WRITTEN TASK: From the entries below, copy out every line with "expanded" in it.
^^^^^^^^^^^^^^^^
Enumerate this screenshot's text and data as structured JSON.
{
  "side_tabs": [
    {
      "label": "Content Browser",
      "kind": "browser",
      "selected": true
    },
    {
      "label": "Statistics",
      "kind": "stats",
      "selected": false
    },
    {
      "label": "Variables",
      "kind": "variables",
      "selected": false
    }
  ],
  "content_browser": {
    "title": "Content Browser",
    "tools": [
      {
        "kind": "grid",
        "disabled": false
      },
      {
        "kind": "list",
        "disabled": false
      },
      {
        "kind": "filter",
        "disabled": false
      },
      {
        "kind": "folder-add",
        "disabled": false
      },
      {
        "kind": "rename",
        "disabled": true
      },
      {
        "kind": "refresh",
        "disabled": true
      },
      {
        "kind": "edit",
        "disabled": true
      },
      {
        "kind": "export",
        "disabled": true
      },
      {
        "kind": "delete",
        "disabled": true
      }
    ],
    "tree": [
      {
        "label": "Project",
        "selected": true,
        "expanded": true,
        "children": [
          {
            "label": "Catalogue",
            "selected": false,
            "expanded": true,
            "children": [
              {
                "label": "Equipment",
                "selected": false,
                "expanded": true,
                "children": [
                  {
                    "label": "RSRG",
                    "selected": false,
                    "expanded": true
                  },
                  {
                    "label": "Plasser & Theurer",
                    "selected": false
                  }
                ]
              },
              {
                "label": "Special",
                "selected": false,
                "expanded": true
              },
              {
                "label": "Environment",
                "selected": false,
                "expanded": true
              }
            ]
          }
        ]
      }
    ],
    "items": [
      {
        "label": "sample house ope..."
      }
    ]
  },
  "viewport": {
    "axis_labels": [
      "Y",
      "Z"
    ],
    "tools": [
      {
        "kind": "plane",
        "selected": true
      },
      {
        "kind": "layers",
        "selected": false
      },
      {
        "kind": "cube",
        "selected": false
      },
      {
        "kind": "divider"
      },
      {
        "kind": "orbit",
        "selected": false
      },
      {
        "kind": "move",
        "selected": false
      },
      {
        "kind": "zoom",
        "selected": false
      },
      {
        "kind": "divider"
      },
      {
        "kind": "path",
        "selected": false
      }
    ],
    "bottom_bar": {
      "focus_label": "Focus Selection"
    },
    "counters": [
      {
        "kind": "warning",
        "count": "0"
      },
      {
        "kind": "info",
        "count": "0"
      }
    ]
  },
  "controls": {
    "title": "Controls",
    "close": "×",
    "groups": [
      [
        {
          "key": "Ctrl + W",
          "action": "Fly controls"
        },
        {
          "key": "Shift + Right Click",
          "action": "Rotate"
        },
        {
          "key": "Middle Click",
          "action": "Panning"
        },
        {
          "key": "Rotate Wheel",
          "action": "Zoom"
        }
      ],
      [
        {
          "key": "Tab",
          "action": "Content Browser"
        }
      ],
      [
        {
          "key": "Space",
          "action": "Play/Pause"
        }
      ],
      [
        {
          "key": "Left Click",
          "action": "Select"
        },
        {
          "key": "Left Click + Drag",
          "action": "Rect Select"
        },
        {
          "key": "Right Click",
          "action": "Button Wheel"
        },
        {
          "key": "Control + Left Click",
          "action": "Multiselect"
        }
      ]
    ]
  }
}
^^^^^^^^^^^^^^^^
OUTPUT OF THE EXERCISE:
        "expanded": true,
            "expanded": true,
                "expanded": true,
                    "expanded": true
                "expanded": true
                "expanded": true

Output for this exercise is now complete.